What the task requires
Could you quote, exactly as they stand, the lines running from the one with "What's the underlying" to the final line of the material?

>> START Data listing

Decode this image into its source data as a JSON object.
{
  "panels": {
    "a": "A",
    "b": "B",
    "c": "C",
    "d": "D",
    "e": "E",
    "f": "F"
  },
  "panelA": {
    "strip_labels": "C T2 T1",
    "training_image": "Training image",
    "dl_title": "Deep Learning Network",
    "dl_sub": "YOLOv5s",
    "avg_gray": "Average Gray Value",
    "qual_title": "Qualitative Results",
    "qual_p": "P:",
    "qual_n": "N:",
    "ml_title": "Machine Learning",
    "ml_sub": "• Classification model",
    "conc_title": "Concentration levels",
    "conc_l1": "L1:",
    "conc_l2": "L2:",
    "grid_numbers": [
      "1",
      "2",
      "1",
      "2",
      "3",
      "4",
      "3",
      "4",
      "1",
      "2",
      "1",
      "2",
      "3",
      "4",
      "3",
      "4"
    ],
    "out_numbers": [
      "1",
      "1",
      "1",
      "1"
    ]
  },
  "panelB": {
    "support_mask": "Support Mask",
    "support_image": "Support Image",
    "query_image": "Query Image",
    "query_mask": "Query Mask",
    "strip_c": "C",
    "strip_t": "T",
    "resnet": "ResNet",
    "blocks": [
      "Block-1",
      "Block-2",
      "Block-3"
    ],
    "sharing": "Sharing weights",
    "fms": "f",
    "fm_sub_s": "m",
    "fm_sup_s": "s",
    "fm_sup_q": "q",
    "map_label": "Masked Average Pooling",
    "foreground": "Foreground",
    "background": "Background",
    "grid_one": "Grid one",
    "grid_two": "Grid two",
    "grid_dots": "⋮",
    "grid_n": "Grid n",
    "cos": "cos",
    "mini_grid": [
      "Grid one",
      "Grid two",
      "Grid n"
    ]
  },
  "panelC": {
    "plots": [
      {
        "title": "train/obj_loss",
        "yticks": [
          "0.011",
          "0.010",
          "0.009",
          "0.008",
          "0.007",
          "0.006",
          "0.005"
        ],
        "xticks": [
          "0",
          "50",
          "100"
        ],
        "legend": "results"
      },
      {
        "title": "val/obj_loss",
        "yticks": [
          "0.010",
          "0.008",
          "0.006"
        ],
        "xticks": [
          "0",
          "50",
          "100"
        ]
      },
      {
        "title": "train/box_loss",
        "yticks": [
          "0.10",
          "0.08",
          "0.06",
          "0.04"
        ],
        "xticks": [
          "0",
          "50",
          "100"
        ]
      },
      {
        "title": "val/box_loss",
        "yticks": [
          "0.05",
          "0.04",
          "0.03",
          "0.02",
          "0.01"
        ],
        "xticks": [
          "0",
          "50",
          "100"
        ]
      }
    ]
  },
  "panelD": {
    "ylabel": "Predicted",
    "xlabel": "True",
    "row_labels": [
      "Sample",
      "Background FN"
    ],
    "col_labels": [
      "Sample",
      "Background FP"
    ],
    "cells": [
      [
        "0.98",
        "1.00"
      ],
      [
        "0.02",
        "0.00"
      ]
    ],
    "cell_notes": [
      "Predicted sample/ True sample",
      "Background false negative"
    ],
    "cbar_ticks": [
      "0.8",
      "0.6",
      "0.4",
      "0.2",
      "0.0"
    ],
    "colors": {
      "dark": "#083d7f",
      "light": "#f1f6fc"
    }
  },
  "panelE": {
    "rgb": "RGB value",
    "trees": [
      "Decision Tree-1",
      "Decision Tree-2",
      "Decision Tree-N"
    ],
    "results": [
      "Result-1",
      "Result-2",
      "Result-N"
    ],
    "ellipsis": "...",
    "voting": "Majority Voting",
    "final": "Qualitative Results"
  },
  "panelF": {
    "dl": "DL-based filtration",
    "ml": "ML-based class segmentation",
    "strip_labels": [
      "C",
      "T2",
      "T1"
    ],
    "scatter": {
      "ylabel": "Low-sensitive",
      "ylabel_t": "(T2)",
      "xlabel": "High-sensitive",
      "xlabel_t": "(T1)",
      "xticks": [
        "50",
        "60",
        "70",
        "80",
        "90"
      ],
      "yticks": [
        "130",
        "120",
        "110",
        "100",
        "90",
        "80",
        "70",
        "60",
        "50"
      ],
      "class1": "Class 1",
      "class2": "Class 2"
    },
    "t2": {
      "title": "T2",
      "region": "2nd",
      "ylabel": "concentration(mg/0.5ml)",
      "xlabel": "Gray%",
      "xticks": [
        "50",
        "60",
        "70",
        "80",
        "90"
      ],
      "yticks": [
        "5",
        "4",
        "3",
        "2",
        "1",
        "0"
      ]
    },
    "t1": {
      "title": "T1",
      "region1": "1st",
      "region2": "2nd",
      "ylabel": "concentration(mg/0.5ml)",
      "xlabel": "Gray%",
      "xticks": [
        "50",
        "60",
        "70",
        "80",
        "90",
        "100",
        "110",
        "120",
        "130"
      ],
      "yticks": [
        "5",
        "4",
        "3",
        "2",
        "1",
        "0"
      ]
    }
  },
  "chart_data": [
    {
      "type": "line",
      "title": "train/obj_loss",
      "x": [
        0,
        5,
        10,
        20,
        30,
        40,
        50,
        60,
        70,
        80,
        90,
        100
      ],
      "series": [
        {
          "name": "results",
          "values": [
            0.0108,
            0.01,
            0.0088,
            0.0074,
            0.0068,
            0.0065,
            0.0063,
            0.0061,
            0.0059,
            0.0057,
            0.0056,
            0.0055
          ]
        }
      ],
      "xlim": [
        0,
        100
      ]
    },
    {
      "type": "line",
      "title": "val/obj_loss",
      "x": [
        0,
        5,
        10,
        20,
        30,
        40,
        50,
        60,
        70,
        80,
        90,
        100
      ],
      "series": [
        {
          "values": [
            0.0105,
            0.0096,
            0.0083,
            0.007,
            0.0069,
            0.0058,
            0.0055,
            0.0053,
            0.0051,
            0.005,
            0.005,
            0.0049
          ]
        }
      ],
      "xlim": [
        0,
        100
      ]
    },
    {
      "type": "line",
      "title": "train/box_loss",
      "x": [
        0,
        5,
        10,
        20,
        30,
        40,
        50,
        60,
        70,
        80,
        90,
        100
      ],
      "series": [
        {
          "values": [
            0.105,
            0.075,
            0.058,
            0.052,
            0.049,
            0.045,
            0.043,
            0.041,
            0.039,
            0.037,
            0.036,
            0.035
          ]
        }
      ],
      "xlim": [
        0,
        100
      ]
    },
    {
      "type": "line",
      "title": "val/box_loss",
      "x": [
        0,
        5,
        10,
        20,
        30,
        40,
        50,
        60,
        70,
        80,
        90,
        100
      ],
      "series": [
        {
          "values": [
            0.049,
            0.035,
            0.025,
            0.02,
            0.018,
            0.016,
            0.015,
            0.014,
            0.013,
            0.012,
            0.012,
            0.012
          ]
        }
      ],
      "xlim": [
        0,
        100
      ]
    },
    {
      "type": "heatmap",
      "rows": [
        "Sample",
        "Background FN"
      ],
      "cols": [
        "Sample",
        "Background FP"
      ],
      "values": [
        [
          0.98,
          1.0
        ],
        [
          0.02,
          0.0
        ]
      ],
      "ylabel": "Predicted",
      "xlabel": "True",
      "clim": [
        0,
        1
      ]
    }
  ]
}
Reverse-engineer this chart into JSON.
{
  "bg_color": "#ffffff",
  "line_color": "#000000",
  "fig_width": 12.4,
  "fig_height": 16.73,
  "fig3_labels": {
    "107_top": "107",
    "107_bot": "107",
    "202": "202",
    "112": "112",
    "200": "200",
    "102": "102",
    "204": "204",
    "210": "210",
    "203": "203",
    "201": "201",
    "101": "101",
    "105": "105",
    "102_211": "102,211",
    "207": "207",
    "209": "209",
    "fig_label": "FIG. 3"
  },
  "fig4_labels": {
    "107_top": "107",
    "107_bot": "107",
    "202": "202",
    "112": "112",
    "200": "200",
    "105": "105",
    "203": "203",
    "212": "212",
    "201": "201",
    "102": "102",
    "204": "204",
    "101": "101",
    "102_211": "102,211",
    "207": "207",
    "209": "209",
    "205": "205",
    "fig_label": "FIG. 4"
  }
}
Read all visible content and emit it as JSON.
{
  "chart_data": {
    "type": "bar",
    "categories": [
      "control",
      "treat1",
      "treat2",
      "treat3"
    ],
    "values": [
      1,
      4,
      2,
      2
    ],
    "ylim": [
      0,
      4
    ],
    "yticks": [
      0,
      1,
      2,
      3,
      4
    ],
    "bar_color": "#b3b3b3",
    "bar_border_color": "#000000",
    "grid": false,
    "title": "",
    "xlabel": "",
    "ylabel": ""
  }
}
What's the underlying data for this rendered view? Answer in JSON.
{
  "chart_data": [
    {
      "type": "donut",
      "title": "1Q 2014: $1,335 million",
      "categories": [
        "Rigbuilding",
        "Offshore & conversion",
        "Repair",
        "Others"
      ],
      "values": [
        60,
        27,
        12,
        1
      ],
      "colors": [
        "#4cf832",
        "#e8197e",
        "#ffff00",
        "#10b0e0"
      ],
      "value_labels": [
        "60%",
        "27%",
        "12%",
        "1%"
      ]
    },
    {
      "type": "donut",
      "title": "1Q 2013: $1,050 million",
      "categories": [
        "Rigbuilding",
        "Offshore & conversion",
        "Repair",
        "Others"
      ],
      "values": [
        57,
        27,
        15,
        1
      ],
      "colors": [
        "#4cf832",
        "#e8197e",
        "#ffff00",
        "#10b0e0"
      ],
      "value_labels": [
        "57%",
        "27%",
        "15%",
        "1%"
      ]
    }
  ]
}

>> END Data listing

Expected output
What's the underlying data for this rendered view? Answer in JSON.
{
  "chart_data": [
    {
      "type": "donut",
      "title": "1Q 2014: $1,335 million",
      "categories": [
        "Rigbuilding",
        "Offshore & conversion",
        "Repair",
        "Others"
      ],
      "values": [
        60,
        27,
        12,
        1
      ],
      "colors": [
        "#4cf832",
        "#e8197e",
        "#ffff00",
        "#10b0e0"
      ],
      "value_labels": [
        "60%",
        "27%",
        "12%",
        "1%"
      ]
    },
    {
      "type": "donut",
      "title": "1Q 2013: $1,050 million",
      "categories": [
        "Rigbuilding",
        "Offshore & conversion",
        "Repair",
        "Others"
      ],
      "values": [
        57,
        27,
        15,
        1
      ],
      "colors": [
        "#4cf832",
        "#e8197e",
        "#ffff00",
        "#10b0e0"
      ],
      "value_labels": [
        "57%",
        "27%",
        "15%",
        "1%"
      ]
    }
  ]
}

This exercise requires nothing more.